***** SUPPLIED MATERIAL

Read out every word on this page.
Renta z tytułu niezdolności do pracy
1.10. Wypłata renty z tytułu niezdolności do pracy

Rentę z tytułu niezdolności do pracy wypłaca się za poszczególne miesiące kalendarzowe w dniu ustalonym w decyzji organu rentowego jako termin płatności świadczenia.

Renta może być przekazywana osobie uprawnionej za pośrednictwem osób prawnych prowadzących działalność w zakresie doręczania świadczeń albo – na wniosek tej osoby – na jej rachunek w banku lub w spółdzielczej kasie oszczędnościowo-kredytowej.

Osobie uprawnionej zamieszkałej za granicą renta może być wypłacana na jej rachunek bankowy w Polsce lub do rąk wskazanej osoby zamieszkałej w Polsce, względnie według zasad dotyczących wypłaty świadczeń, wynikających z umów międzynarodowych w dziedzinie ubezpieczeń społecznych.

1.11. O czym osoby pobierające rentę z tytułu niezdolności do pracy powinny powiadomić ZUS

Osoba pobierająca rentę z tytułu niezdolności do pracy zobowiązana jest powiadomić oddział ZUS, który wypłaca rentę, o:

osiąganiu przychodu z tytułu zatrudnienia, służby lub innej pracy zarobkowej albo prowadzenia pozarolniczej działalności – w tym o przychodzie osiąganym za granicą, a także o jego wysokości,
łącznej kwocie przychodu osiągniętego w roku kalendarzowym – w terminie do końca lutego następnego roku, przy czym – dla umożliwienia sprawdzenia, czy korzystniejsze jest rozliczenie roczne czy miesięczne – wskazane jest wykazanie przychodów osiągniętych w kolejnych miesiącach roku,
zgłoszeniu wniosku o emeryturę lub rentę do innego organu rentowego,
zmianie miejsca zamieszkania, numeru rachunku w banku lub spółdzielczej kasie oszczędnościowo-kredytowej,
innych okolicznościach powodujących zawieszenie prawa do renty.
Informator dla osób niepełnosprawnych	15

**********

**EXERCISE GOAL**
Write out every line of the data that holds the word "banku".

**TASK RESPONSE**
Renta może być przekazywana osobie uprawnionej za pośrednictwem osób prawnych prowadzących działalność w zakresie doręczania świadczeń albo – na wniosek tej osoby – na jej rachunek w banku lub w spółdzielczej kasie oszczędnościowo-kredytowej.
zmianie miejsca zamieszkania, numeru rachunku w banku lub spółdzielczej kasie oszczędnościowo-kredytowej,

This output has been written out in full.